Once the pictures are set aside, transcribe the remaining data exactly.

---

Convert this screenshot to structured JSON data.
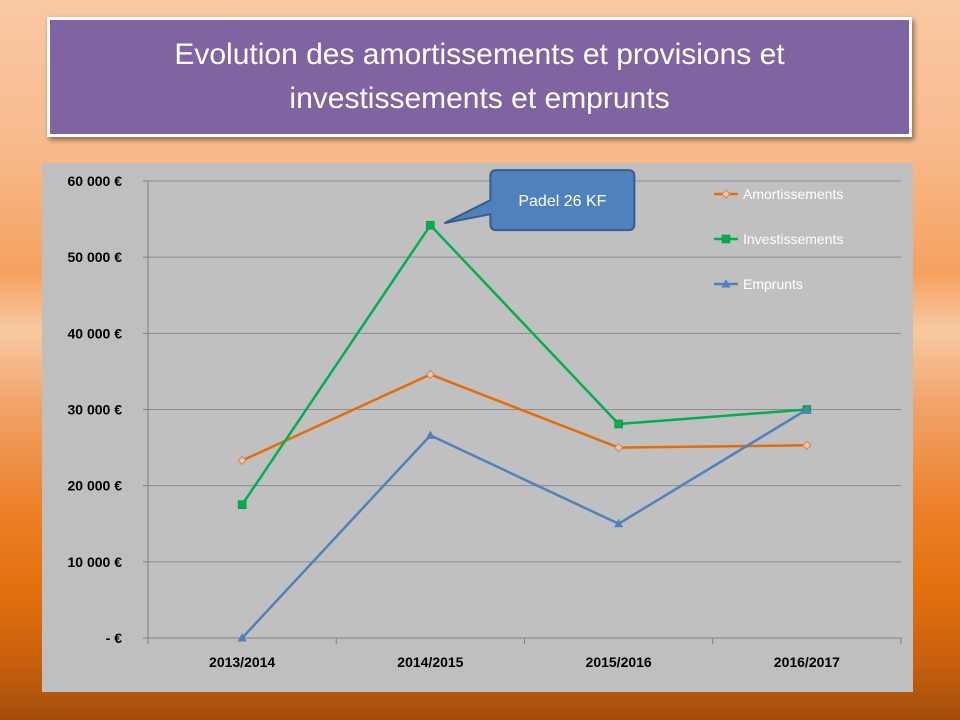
{
  "slide": {
    "title_line1": "Evolution des amortissements et provisions et",
    "title_line2": "investissements  et emprunts"
  },
  "chart_data": {
    "type": "line",
    "categories": [
      "2013/2014",
      "2014/2015",
      "2015/2016",
      "2016/2017"
    ],
    "ylim": [
      0,
      60000
    ],
    "yticks": [
      0,
      10000,
      20000,
      30000,
      40000,
      50000,
      60000
    ],
    "ytick_labels": [
      "-   €",
      "10 000 €",
      "20 000 €",
      "30 000 €",
      "40 000 €",
      "50 000 €",
      "60 000 €"
    ],
    "grid": true,
    "legend_position": "top-right",
    "series": [
      {
        "name": "Amortissements",
        "color": "#e46c0a",
        "marker": "diamond",
        "values": [
          23300,
          34600,
          25000,
          25300
        ]
      },
      {
        "name": "Investissements",
        "color": "#00b050",
        "marker": "square",
        "values": [
          17500,
          54200,
          28100,
          30000
        ]
      },
      {
        "name": "Emprunts",
        "color": "#4f81bd",
        "marker": "triangle",
        "values": [
          0,
          26600,
          15000,
          30000
        ]
      }
    ],
    "annotations": [
      {
        "text": "Padel 26 KF",
        "series": "Investissements",
        "category": "2014/2015"
      }
    ]
  }
}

---

**Solution to the exercise**
Convert this screenshot to structured JSON data.
{
  "slide": {
    "title_line1": "Evolution des amortissements et provisions et",
    "title_line2": "investissements  et emprunts"
  },
  "chart_data": {
    "type": "line",
    "categories": [
      "2013/2014",
      "2014/2015",
      "2015/2016",
      "2016/2017"
    ],
    "ylim": [
      0,
      60000
    ],
    "yticks": [
      0,
      10000,
      20000,
      30000,
      40000,
      50000,
      60000
    ],
    "ytick_labels": [
      "-   €",
      "10 000 €",
      "20 000 €",
      "30 000 €",
      "40 000 €",
      "50 000 €",
      "60 000 €"
    ],
    "grid": true,
    "legend_position": "top-right",
    "series": [
      {
        "name": "Amortissements",
        "color": "#e46c0a",
        "marker": "diamond",
        "values": [
          23300,
          34600,
          25000,
          25300
        ]
      },
      {
        "name": "Investissements",
        "color": "#00b050",
        "marker": "square",
        "values": [
          17500,
          54200,
          28100,
          30000
        ]
      },
      {
        "name": "Emprunts",
        "color": "#4f81bd",
        "marker": "triangle",
        "values": [
          0,
          26600,
          15000,
          30000
        ]
      }
    ],
    "annotations": [
      {
        "text": "Padel 26 KF",
        "series": "Investissements",
        "category": "2014/2015"
      }
    ]
  }
}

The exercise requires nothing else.